TASK DIRECTIONS: Using the records provided below, locate and copy each line that contains the word "text".

MATERIAL PROVIDED:
>>>>>

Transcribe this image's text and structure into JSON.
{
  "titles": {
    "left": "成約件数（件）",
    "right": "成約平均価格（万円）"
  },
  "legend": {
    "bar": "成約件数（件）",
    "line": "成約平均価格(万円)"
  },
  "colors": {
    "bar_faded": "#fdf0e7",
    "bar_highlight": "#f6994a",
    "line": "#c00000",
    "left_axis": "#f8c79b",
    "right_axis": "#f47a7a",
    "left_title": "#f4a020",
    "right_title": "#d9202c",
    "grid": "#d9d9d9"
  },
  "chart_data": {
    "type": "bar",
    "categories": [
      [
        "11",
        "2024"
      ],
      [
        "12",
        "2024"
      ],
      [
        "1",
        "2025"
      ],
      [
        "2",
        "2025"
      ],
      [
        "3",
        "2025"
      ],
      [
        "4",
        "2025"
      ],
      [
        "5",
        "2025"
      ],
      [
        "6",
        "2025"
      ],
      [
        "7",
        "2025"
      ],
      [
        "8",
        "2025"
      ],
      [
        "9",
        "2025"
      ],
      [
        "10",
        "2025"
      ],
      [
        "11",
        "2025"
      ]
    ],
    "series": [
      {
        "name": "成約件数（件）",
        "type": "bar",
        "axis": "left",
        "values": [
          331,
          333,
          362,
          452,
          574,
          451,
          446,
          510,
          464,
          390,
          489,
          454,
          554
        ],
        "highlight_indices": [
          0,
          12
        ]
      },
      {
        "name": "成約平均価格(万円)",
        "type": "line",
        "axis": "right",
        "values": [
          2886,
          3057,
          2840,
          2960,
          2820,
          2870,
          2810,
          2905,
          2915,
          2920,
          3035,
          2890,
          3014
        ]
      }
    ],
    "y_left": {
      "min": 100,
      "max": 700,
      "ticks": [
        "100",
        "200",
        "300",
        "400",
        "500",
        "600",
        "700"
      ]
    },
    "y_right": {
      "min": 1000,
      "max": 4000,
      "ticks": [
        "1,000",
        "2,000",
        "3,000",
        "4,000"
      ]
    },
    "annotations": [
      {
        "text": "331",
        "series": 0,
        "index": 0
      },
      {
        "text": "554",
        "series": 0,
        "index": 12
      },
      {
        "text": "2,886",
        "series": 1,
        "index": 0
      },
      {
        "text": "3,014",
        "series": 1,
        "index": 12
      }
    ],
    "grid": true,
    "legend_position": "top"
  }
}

<<<<<

SOLVED PROBLEM:
Transcribe this image's text and structure into JSON.
        "text": "331",
        "text": "554",
        "text": "2,886",
        "text": "3,014",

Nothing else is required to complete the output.